Repeat each line exactly as it is written.

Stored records
#####

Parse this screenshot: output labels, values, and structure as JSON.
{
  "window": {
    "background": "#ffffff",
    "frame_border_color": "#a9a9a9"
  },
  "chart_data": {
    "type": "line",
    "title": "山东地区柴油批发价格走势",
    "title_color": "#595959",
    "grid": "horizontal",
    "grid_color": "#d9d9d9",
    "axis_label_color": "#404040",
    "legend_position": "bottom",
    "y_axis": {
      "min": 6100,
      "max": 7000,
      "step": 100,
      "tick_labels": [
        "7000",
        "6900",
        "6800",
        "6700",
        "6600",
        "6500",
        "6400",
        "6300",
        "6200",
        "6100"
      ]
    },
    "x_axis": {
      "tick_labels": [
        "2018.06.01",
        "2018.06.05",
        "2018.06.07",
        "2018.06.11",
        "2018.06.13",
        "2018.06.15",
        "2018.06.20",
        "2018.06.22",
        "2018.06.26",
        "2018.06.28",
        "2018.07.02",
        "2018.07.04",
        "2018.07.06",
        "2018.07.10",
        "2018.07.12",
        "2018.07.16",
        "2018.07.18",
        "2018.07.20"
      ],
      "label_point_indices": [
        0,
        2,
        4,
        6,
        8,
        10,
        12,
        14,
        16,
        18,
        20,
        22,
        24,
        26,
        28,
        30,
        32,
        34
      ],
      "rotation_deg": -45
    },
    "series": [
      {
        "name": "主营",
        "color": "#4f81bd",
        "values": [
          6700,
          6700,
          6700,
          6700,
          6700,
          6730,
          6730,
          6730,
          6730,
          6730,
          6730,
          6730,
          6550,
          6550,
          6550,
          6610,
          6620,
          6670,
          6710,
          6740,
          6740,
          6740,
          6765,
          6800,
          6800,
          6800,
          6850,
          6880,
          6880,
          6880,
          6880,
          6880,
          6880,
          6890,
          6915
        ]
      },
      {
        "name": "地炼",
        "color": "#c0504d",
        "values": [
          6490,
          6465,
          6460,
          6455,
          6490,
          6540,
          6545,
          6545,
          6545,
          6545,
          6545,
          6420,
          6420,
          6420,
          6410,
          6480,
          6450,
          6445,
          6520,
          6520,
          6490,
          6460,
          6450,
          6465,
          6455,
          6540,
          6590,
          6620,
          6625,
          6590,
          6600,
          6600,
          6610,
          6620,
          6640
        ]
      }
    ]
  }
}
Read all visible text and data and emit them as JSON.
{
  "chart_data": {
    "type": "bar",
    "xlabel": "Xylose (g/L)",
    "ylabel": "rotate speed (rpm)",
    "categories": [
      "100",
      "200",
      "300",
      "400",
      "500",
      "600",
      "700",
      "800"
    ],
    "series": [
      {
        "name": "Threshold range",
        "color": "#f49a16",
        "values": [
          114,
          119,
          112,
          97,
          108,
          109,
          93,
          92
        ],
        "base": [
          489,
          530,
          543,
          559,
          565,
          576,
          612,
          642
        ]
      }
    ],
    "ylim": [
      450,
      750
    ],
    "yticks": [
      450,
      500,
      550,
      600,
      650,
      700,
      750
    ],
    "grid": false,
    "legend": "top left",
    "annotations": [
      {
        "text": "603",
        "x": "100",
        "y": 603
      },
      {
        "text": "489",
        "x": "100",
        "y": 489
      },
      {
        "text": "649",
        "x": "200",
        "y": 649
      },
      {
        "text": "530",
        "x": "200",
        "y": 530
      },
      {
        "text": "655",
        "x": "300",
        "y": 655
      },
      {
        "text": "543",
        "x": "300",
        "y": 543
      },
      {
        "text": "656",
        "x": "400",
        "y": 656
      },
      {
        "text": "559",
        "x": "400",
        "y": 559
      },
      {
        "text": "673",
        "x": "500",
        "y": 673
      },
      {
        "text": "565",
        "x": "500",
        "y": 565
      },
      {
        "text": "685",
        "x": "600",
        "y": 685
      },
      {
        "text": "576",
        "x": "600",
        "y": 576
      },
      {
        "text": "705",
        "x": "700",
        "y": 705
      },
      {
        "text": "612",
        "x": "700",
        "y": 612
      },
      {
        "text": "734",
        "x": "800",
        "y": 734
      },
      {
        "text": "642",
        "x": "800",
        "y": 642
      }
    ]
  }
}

#####

_REPLY_.
Parse this screenshot: output labels, values, and structure as JSON.
{
  "window": {
    "background": "#ffffff",
    "frame_border_color": "#a9a9a9"
  },
  "chart_data": {
    "type": "line",
    "title": "山东地区柴油批发价格走势",
    "title_color": "#595959",
    "grid": "horizontal",
    "grid_color": "#d9d9d9",
    "axis_label_color": "#404040",
    "legend_position": "bottom",
    "y_axis": {
      "min": 6100,
      "max": 7000,
      "step": 100,
      "tick_labels": [
        "7000",
        "6900",
        "6800",
        "6700",
        "6600",
        "6500",
        "6400",
        "6300",
        "6200",
        "6100"
      ]
    },
    "x_axis": {
      "tick_labels": [
        "2018.06.01",
        "2018.06.05",
        "2018.06.07",
        "2018.06.11",
        "2018.06.13",
        "2018.06.15",
        "2018.06.20",
        "2018.06.22",
        "2018.06.26",
        "2018.06.28",
        "2018.07.02",
        "2018.07.04",
        "2018.07.06",
        "2018.07.10",
        "2018.07.12",
        "2018.07.16",
        "2018.07.18",
        "2018.07.20"
      ],
      "label_point_indices": [
        0,
        2,
        4,
        6,
        8,
        10,
        12,
        14,
        16,
        18,
        20,
        22,
        24,
        26,
        28,
        30,
        32,
        34
      ],
      "rotation_deg": -45
    },
    "series": [
      {
        "name": "主营",
        "color": "#4f81bd",
        "values": [
          6700,
          6700,
          6700,
          6700,
          6700,
          6730,
          6730,
          6730,
          6730,
          6730,
          6730,
          6730,
          6550,
          6550,
          6550,
          6610,
          6620,
          6670,
          6710,
          6740,
          6740,
          6740,
          6765,
          6800,
          6800,
          6800,
          6850,
          6880,
          6880,
          6880,
          6880,
          6880,
          6880,
          6890,
          6915
        ]
      },
      {
        "name": "地炼",
        "color": "#c0504d",
        "values": [
          6490,
          6465,
          6460,
          6455,
          6490,
          6540,
          6545,
          6545,
          6545,
          6545,
          6545,
          6420,
          6420,
          6420,
          6410,
          6480,
          6450,
          6445,
          6520,
          6520,
          6490,
          6460,
          6450,
          6465,
          6455,
          6540,
          6590,
          6620,
          6625,
          6590,
          6600,
          6600,
          6610,
          6620,
          6640
        ]
      }
    ]
  }
}
Read all visible text and data and emit them as JSON.
{
  "chart_data": {
    "type": "bar",
    "xlabel": "Xylose (g/L)",
    "ylabel": "rotate speed (rpm)",
    "categories": [
      "100",
      "200",
      "300",
      "400",
      "500",
      "600",
      "700",
      "800"
    ],
    "series": [
      {
        "name": "Threshold range",
        "color": "#f49a16",
        "values": [
          114,
          119,
          112,
          97,
          108,
          109,
          93,
          92
        ],
        "base": [
          489,
          530,
          543,
          559,
          565,
          576,
          612,
          642
        ]
      }
    ],
    "ylim": [
      450,
      750
    ],
    "yticks": [
      450,
      500,
      550,
      600,
      650,
      700,
      750
    ],
    "grid": false,
    "legend": "top left",
    "annotations": [
      {
        "text": "603",
        "x": "100",
        "y": 603
      },
      {
        "text": "489",
        "x": "100",
        "y": 489
      },
      {
        "text": "649",
        "x": "200",
        "y": 649
      },
      {
        "text": "530",
        "x": "200",
        "y": 530
      },
      {
        "text": "655",
        "x": "300",
        "y": 655
      },
      {
        "text": "543",
        "x": "300",
        "y": 543
      },
      {
        "text": "656",
        "x": "400",
        "y": 656
      },
      {
        "text": "559",
        "x": "400",
        "y": 559
      },
      {
        "text": "673",
        "x": "500",
        "y": 673
      },
      {
        "text": "565",
        "x": "500",
        "y": 565
      },
      {
        "text": "685",
        "x": "600",
        "y": 685
      },
      {
        "text": "576",
        "x": "600",
        "y": 576
      },
      {
        "text": "705",
        "x": "700",
        "y": 705
      },
      {
        "text": "612",
        "x": "700",
        "y": 612
      },
      {
        "text": "734",
        "x": "800",
        "y": 734
      },
      {
        "text": "642",
        "x": "800",
        "y": 642
      }
    ]
  }
}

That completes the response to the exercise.